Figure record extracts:
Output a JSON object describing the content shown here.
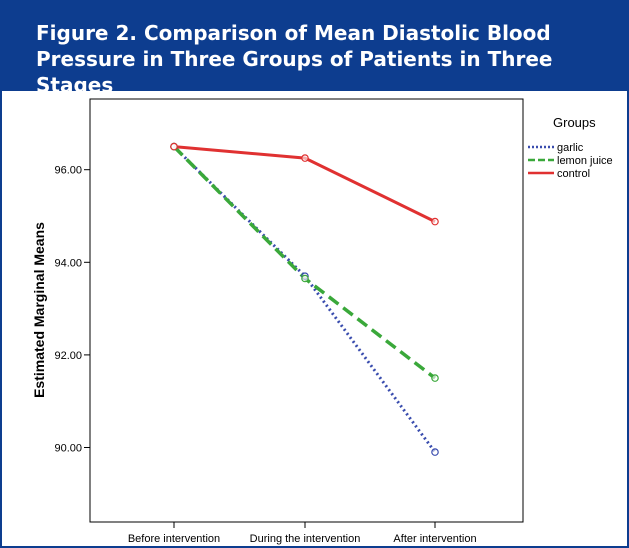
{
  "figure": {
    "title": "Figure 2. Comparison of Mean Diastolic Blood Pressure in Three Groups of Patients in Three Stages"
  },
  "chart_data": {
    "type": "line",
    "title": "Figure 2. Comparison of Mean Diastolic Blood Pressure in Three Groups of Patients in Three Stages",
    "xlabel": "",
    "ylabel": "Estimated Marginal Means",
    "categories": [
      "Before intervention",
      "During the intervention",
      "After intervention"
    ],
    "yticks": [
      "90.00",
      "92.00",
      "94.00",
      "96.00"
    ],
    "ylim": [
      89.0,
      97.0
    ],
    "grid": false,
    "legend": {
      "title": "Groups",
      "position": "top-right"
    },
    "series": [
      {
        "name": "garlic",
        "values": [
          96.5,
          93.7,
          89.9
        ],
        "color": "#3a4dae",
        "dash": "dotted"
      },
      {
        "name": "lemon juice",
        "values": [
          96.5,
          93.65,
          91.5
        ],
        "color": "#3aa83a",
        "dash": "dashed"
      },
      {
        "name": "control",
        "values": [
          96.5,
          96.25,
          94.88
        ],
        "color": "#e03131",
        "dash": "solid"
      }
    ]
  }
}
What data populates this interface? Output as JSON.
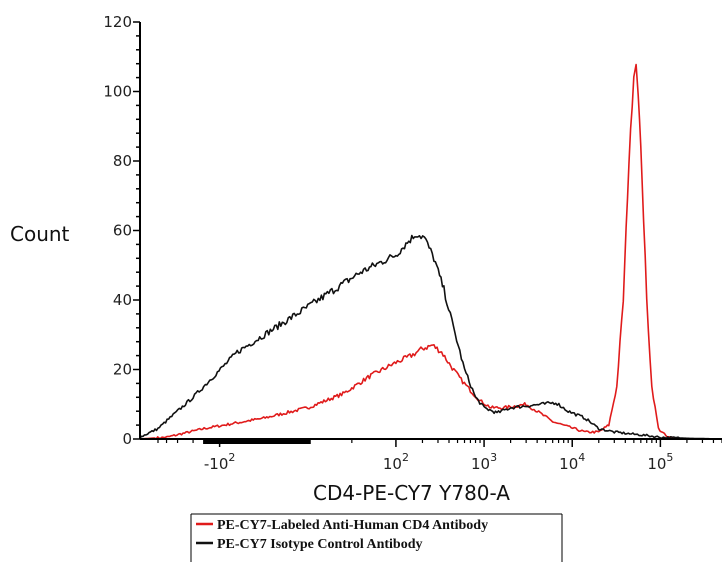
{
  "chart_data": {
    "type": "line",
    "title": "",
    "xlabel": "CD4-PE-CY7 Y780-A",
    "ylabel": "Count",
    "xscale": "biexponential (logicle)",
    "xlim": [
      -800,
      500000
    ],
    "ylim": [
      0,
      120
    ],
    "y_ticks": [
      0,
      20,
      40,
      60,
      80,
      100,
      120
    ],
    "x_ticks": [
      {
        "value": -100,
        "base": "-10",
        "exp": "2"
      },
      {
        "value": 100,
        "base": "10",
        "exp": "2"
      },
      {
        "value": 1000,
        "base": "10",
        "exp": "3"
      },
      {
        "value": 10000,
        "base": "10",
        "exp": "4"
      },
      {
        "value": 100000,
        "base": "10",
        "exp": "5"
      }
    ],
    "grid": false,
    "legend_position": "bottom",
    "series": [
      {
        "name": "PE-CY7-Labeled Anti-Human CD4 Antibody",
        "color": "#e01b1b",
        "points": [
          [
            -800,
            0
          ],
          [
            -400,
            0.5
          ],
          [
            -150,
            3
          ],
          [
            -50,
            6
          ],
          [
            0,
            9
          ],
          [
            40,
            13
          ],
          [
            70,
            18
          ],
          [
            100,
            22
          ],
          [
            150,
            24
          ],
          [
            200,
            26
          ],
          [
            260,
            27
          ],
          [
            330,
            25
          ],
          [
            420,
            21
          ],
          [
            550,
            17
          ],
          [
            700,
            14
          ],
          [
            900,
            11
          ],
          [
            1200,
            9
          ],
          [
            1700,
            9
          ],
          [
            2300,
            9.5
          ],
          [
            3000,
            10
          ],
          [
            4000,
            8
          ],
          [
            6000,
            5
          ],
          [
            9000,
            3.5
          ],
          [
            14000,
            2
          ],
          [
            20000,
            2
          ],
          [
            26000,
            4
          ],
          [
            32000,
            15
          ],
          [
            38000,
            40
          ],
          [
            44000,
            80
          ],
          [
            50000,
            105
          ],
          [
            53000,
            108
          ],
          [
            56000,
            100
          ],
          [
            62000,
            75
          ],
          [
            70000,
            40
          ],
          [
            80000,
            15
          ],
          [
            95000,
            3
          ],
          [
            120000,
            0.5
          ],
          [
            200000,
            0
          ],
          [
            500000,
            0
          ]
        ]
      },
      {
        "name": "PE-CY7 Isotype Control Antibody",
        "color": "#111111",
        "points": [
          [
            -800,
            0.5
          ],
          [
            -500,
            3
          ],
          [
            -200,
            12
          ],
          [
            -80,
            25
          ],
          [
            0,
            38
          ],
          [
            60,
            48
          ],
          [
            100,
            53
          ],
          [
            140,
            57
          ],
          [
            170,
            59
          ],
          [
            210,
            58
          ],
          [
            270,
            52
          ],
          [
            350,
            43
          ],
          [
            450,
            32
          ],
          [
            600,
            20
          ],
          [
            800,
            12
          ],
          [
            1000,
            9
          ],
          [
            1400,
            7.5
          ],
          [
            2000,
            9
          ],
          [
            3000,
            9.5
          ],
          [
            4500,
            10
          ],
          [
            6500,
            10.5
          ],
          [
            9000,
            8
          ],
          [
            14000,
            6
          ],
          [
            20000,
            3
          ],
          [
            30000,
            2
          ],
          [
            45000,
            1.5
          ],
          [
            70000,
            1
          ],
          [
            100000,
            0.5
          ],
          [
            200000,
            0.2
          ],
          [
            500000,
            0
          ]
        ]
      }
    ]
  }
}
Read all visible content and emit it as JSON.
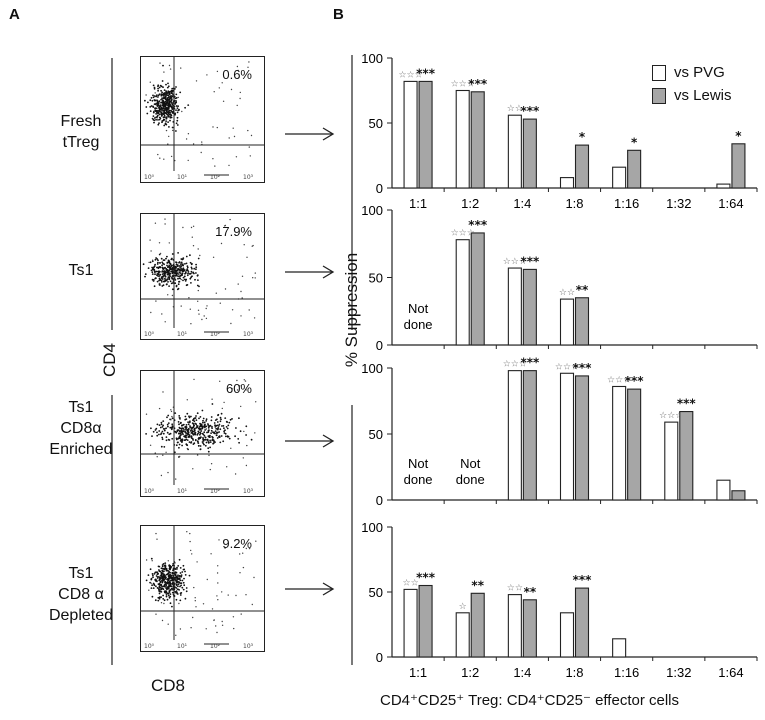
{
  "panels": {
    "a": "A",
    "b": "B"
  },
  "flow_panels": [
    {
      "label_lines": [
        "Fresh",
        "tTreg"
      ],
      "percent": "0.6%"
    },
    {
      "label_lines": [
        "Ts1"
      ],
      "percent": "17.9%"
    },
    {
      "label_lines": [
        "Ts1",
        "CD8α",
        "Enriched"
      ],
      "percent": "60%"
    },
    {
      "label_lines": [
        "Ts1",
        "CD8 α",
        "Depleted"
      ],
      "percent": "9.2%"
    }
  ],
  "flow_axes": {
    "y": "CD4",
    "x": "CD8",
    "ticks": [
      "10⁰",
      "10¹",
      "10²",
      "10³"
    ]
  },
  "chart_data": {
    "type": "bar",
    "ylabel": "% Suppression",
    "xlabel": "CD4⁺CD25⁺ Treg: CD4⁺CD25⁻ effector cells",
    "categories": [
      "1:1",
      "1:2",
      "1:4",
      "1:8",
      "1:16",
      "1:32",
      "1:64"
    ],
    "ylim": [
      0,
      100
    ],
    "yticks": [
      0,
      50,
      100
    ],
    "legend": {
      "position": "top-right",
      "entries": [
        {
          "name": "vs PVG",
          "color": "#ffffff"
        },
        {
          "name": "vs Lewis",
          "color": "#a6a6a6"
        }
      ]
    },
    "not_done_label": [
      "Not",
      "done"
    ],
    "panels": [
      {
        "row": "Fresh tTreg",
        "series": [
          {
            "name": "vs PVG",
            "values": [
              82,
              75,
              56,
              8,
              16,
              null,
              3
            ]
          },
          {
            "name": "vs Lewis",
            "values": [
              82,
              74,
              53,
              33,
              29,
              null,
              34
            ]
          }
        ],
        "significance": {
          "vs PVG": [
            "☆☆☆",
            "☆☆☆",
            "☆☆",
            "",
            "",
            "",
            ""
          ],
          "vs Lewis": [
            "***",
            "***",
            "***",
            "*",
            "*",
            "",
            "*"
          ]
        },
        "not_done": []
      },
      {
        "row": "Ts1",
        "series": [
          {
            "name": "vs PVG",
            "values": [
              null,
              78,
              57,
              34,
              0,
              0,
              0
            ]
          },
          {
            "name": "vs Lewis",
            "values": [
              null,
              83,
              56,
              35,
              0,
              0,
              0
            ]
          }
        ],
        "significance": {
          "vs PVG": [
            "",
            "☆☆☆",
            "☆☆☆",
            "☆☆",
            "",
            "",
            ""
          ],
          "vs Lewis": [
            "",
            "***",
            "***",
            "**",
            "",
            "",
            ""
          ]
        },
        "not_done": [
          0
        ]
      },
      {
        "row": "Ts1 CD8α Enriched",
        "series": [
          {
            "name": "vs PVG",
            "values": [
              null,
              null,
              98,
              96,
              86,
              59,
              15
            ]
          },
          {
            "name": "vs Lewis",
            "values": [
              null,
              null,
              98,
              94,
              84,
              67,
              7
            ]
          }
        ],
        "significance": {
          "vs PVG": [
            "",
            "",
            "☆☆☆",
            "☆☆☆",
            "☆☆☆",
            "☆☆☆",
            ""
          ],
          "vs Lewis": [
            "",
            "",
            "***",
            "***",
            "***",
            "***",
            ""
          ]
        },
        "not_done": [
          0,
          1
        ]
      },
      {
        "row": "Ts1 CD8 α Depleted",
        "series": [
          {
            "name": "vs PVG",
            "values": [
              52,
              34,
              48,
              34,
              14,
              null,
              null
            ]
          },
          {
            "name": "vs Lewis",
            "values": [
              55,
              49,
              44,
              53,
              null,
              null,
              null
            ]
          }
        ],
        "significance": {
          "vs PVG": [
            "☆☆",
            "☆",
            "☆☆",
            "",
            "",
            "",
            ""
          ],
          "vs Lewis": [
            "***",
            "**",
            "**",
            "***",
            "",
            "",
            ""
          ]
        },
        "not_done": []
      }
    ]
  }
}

## [WORK TO COMPLETE]
Wherever a line holds the word "ylabel", copy that line out of the entries above.

## [WRITTEN SOLUTION]
    "ylabel": "Estimated Marginal Means",
    "ylabel": "Count",
    "ylabel": "% Suppression",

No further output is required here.